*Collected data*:
▼

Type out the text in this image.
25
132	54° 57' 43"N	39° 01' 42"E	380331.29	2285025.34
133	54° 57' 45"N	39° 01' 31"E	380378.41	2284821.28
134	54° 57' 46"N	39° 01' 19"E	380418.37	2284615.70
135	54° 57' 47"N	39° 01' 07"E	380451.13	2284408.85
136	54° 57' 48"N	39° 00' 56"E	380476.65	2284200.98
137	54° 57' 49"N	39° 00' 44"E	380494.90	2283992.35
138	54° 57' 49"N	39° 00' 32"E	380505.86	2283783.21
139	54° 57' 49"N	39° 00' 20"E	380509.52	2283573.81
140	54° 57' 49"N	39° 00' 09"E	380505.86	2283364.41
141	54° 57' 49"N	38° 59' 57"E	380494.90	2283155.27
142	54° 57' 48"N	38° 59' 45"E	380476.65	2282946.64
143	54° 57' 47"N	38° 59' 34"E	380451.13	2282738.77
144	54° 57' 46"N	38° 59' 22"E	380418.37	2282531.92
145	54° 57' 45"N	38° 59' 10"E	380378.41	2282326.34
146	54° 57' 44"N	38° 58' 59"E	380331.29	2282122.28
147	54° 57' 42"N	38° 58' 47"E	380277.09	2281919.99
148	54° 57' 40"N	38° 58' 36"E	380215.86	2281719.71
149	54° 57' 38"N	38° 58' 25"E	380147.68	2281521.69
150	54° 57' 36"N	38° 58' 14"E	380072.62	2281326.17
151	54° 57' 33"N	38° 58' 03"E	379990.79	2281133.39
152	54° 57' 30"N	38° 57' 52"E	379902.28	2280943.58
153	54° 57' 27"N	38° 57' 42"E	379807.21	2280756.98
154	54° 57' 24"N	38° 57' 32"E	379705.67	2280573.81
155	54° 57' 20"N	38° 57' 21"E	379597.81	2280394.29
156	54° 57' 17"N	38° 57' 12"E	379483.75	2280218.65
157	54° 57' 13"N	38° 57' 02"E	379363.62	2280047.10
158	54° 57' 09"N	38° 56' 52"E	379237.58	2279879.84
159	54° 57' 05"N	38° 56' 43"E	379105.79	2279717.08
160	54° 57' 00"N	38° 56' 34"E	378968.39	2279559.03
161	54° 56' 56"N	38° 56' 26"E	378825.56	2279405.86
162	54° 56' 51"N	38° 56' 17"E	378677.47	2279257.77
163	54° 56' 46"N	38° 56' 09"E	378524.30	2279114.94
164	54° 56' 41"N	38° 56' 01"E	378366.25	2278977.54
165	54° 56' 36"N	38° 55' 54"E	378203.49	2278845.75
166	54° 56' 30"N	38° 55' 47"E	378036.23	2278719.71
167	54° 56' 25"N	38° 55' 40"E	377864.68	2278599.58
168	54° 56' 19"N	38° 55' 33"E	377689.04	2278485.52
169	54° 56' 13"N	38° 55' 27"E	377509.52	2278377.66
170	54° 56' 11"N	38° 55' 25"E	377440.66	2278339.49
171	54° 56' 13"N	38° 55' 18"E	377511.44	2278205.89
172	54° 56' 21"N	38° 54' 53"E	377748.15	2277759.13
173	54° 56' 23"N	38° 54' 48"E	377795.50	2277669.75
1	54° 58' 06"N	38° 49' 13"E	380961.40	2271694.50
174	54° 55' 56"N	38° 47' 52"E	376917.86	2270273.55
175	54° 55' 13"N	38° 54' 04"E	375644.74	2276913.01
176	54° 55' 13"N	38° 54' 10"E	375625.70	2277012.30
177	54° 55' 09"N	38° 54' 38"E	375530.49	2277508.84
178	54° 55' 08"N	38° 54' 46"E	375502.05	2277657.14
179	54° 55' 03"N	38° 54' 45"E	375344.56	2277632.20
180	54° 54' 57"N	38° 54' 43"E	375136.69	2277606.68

▲

*Objective*:
All of the records must be retyped exactly as they are.

*Complete response*:
Type out the text in this image.
25
132	54° 57' 43"N	39° 01' 42"E	380331.29	2285025.34
133	54° 57' 45"N	39° 01' 31"E	380378.41	2284821.28
134	54° 57' 46"N	39° 01' 19"E	380418.37	2284615.70
135	54° 57' 47"N	39° 01' 07"E	380451.13	2284408.85
136	54° 57' 48"N	39° 00' 56"E	380476.65	2284200.98
137	54° 57' 49"N	39° 00' 44"E	380494.90	2283992.35
138	54° 57' 49"N	39° 00' 32"E	380505.86	2283783.21
139	54° 57' 49"N	39° 00' 20"E	380509.52	2283573.81
140	54° 57' 49"N	39° 00' 09"E	380505.86	2283364.41
141	54° 57' 49"N	38° 59' 57"E	380494.90	2283155.27
142	54° 57' 48"N	38° 59' 45"E	380476.65	2282946.64
143	54° 57' 47"N	38° 59' 34"E	380451.13	2282738.77
144	54° 57' 46"N	38° 59' 22"E	380418.37	2282531.92
145	54° 57' 45"N	38° 59' 10"E	380378.41	2282326.34
146	54° 57' 44"N	38° 58' 59"E	380331.29	2282122.28
147	54° 57' 42"N	38° 58' 47"E	380277.09	2281919.99
148	54° 57' 40"N	38° 58' 36"E	380215.86	2281719.71
149	54° 57' 38"N	38° 58' 25"E	380147.68	2281521.69
150	54° 57' 36"N	38° 58' 14"E	380072.62	2281326.17
151	54° 57' 33"N	38° 58' 03"E	379990.79	2281133.39
152	54° 57' 30"N	38° 57' 52"E	379902.28	2280943.58
153	54° 57' 27"N	38° 57' 42"E	379807.21	2280756.98
154	54° 57' 24"N	38° 57' 32"E	379705.67	2280573.81
155	54° 57' 20"N	38° 57' 21"E	379597.81	2280394.29
156	54° 57' 17"N	38° 57' 12"E	379483.75	2280218.65
157	54° 57' 13"N	38° 57' 02"E	379363.62	2280047.10
158	54° 57' 09"N	38° 56' 52"E	379237.58	2279879.84
159	54° 57' 05"N	38° 56' 43"E	379105.79	2279717.08
160	54° 57' 00"N	38° 56' 34"E	378968.39	2279559.03
161	54° 56' 56"N	38° 56' 26"E	378825.56	2279405.86
162	54° 56' 51"N	38° 56' 17"E	378677.47	2279257.77
163	54° 56' 46"N	38° 56' 09"E	378524.30	2279114.94
164	54° 56' 41"N	38° 56' 01"E	378366.25	2278977.54
165	54° 56' 36"N	38° 55' 54"E	378203.49	2278845.75
166	54° 56' 30"N	38° 55' 47"E	378036.23	2278719.71
167	54° 56' 25"N	38° 55' 40"E	377864.68	2278599.58
168	54° 56' 19"N	38° 55' 33"E	377689.04	2278485.52
169	54° 56' 13"N	38° 55' 27"E	377509.52	2278377.66
170	54° 56' 11"N	38° 55' 25"E	377440.66	2278339.49
171	54° 56' 13"N	38° 55' 18"E	377511.44	2278205.89
172	54° 56' 21"N	38° 54' 53"E	377748.15	2277759.13
173	54° 56' 23"N	38° 54' 48"E	377795.50	2277669.75
1	54° 58' 06"N	38° 49' 13"E	380961.40	2271694.50
174	54° 55' 56"N	38° 47' 52"E	376917.86	2270273.55
175	54° 55' 13"N	38° 54' 04"E	375644.74	2276913.01
176	54° 55' 13"N	38° 54' 10"E	375625.70	2277012.30
177	54° 55' 09"N	38° 54' 38"E	375530.49	2277508.84
178	54° 55' 08"N	38° 54' 46"E	375502.05	2277657.14
179	54° 55' 03"N	38° 54' 45"E	375344.56	2277632.20
180	54° 54' 57"N	38° 54' 43"E	375136.69	2277606.68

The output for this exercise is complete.